--- begin ---

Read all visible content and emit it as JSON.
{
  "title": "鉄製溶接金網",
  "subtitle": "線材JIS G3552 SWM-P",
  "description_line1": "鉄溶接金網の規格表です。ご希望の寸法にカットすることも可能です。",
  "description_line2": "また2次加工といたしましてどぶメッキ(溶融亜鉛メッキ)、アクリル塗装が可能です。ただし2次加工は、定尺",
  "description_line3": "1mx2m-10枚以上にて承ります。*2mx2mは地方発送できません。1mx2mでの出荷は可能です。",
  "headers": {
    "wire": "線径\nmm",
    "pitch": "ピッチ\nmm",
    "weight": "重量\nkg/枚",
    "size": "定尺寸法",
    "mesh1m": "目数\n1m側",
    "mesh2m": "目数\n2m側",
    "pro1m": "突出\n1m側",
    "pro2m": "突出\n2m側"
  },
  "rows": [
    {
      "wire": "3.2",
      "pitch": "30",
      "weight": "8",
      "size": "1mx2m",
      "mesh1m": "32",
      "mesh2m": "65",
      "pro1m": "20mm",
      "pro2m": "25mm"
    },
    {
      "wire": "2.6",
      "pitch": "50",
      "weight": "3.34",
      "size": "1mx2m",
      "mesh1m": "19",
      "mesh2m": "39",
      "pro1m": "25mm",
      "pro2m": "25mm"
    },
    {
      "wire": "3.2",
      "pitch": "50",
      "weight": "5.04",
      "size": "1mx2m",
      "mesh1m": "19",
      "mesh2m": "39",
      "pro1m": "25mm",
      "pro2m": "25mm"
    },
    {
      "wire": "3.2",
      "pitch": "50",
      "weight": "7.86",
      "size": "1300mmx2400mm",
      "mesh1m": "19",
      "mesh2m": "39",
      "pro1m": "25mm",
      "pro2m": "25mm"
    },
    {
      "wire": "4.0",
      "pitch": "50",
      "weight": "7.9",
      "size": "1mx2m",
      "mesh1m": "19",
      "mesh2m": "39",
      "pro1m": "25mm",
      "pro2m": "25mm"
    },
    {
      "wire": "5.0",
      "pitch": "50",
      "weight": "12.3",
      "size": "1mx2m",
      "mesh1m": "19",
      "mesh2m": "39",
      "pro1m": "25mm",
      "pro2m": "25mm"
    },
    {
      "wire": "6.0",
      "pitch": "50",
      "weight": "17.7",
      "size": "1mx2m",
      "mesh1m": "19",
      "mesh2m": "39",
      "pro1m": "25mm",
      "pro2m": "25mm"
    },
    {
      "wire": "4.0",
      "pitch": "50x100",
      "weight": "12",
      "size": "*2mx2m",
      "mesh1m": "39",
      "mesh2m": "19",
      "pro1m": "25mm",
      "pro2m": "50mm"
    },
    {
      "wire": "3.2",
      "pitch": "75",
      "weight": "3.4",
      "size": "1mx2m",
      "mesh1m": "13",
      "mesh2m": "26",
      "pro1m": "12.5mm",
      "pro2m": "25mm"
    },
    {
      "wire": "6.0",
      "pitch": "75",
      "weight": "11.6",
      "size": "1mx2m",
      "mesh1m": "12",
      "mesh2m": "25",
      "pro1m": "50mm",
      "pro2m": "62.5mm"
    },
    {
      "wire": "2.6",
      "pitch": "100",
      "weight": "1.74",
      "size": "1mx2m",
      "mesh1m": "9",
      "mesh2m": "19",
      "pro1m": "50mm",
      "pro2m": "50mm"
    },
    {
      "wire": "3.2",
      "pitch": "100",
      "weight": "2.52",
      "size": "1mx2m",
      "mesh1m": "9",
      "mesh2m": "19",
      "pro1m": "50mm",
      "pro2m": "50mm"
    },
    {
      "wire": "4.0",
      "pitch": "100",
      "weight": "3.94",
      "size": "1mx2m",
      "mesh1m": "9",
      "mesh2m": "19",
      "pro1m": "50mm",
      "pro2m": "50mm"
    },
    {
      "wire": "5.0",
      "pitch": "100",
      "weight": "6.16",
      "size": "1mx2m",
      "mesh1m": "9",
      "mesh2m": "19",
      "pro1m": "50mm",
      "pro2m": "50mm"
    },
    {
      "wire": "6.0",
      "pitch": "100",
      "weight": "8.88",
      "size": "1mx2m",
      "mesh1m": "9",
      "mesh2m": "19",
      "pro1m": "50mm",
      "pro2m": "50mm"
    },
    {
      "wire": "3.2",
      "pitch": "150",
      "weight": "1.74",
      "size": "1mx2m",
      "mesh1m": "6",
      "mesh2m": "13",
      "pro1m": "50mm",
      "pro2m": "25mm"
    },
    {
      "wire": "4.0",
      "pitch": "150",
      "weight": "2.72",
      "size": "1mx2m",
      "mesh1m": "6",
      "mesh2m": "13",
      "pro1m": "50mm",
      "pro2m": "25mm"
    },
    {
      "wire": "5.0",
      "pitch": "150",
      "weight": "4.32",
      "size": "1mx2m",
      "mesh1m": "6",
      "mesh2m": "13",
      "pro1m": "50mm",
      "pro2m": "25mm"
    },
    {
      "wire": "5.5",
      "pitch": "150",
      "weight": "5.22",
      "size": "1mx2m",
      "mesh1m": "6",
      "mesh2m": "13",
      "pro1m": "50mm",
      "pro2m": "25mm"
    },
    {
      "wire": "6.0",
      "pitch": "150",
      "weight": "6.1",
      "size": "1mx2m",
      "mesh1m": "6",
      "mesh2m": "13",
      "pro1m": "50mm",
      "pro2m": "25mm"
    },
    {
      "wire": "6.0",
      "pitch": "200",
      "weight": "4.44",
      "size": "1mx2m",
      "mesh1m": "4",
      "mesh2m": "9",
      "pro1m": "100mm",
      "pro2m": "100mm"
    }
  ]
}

--- end ---

**WHAT YOU SHOULD DO**
Return every entry exactly as given.

**RESULT OF THIS EXERCISE**
Read all visible content and emit it as JSON.
{
  "title": "鉄製溶接金網",
  "subtitle": "線材JIS G3552 SWM-P",
  "description_line1": "鉄溶接金網の規格表です。ご希望の寸法にカットすることも可能です。",
  "description_line2": "また2次加工といたしましてどぶメッキ(溶融亜鉛メッキ)、アクリル塗装が可能です。ただし2次加工は、定尺",
  "description_line3": "1mx2m-10枚以上にて承ります。*2mx2mは地方発送できません。1mx2mでの出荷は可能です。",
  "headers": {
    "wire": "線径\nmm",
    "pitch": "ピッチ\nmm",
    "weight": "重量\nkg/枚",
    "size": "定尺寸法",
    "mesh1m": "目数\n1m側",
    "mesh2m": "目数\n2m側",
    "pro1m": "突出\n1m側",
    "pro2m": "突出\n2m側"
  },
  "rows": [
    {
      "wire": "3.2",
      "pitch": "30",
      "weight": "8",
      "size": "1mx2m",
      "mesh1m": "32",
      "mesh2m": "65",
      "pro1m": "20mm",
      "pro2m": "25mm"
    },
    {
      "wire": "2.6",
      "pitch": "50",
      "weight": "3.34",
      "size": "1mx2m",
      "mesh1m": "19",
      "mesh2m": "39",
      "pro1m": "25mm",
      "pro2m": "25mm"
    },
    {
      "wire": "3.2",
      "pitch": "50",
      "weight": "5.04",
      "size": "1mx2m",
      "mesh1m": "19",
      "mesh2m": "39",
      "pro1m": "25mm",
      "pro2m": "25mm"
    },
    {
      "wire": "3.2",
      "pitch": "50",
      "weight": "7.86",
      "size": "1300mmx2400mm",
      "mesh1m": "19",
      "mesh2m": "39",
      "pro1m": "25mm",
      "pro2m": "25mm"
    },
    {
      "wire": "4.0",
      "pitch": "50",
      "weight": "7.9",
      "size": "1mx2m",
      "mesh1m": "19",
      "mesh2m": "39",
      "pro1m": "25mm",
      "pro2m": "25mm"
    },
    {
      "wire": "5.0",
      "pitch": "50",
      "weight": "12.3",
      "size": "1mx2m",
      "mesh1m": "19",
      "mesh2m": "39",
      "pro1m": "25mm",
      "pro2m": "25mm"
    },
    {
      "wire": "6.0",
      "pitch": "50",
      "weight": "17.7",
      "size": "1mx2m",
      "mesh1m": "19",
      "mesh2m": "39",
      "pro1m": "25mm",
      "pro2m": "25mm"
    },
    {
      "wire": "4.0",
      "pitch": "50x100",
      "weight": "12",
      "size": "*2mx2m",
      "mesh1m": "39",
      "mesh2m": "19",
      "pro1m": "25mm",
      "pro2m": "50mm"
    },
    {
      "wire": "3.2",
      "pitch": "75",
      "weight": "3.4",
      "size": "1mx2m",
      "mesh1m": "13",
      "mesh2m": "26",
      "pro1m": "12.5mm",
      "pro2m": "25mm"
    },
    {
      "wire": "6.0",
      "pitch": "75",
      "weight": "11.6",
      "size": "1mx2m",
      "mesh1m": "12",
      "mesh2m": "25",
      "pro1m": "50mm",
      "pro2m": "62.5mm"
    },
    {
      "wire": "2.6",
      "pitch": "100",
      "weight": "1.74",
      "size": "1mx2m",
      "mesh1m": "9",
      "mesh2m": "19",
      "pro1m": "50mm",
      "pro2m": "50mm"
    },
    {
      "wire": "3.2",
      "pitch": "100",
      "weight": "2.52",
      "size": "1mx2m",
      "mesh1m": "9",
      "mesh2m": "19",
      "pro1m": "50mm",
      "pro2m": "50mm"
    },
    {
      "wire": "4.0",
      "pitch": "100",
      "weight": "3.94",
      "size": "1mx2m",
      "mesh1m": "9",
      "mesh2m": "19",
      "pro1m": "50mm",
      "pro2m": "50mm"
    },
    {
      "wire": "5.0",
      "pitch": "100",
      "weight": "6.16",
      "size": "1mx2m",
      "mesh1m": "9",
      "mesh2m": "19",
      "pro1m": "50mm",
      "pro2m": "50mm"
    },
    {
      "wire": "6.0",
      "pitch": "100",
      "weight": "8.88",
      "size": "1mx2m",
      "mesh1m": "9",
      "mesh2m": "19",
      "pro1m": "50mm",
      "pro2m": "50mm"
    },
    {
      "wire": "3.2",
      "pitch": "150",
      "weight": "1.74",
      "size": "1mx2m",
      "mesh1m": "6",
      "mesh2m": "13",
      "pro1m": "50mm",
      "pro2m": "25mm"
    },
    {
      "wire": "4.0",
      "pitch": "150",
      "weight": "2.72",
      "size": "1mx2m",
      "mesh1m": "6",
      "mesh2m": "13",
      "pro1m": "50mm",
      "pro2m": "25mm"
    },
    {
      "wire": "5.0",
      "pitch": "150",
      "weight": "4.32",
      "size": "1mx2m",
      "mesh1m": "6",
      "mesh2m": "13",
      "pro1m": "50mm",
      "pro2m": "25mm"
    },
    {
      "wire": "5.5",
      "pitch": "150",
      "weight": "5.22",
      "size": "1mx2m",
      "mesh1m": "6",
      "mesh2m": "13",
      "pro1m": "50mm",
      "pro2m": "25mm"
    },
    {
      "wire": "6.0",
      "pitch": "150",
      "weight": "6.1",
      "size": "1mx2m",
      "mesh1m": "6",
      "mesh2m": "13",
      "pro1m": "50mm",
      "pro2m": "25mm"
    },
    {
      "wire": "6.0",
      "pitch": "200",
      "weight": "4.44",
      "size": "1mx2m",
      "mesh1m": "4",
      "mesh2m": "9",
      "pro1m": "100mm",
      "pro2m": "100mm"
    }
  ]
}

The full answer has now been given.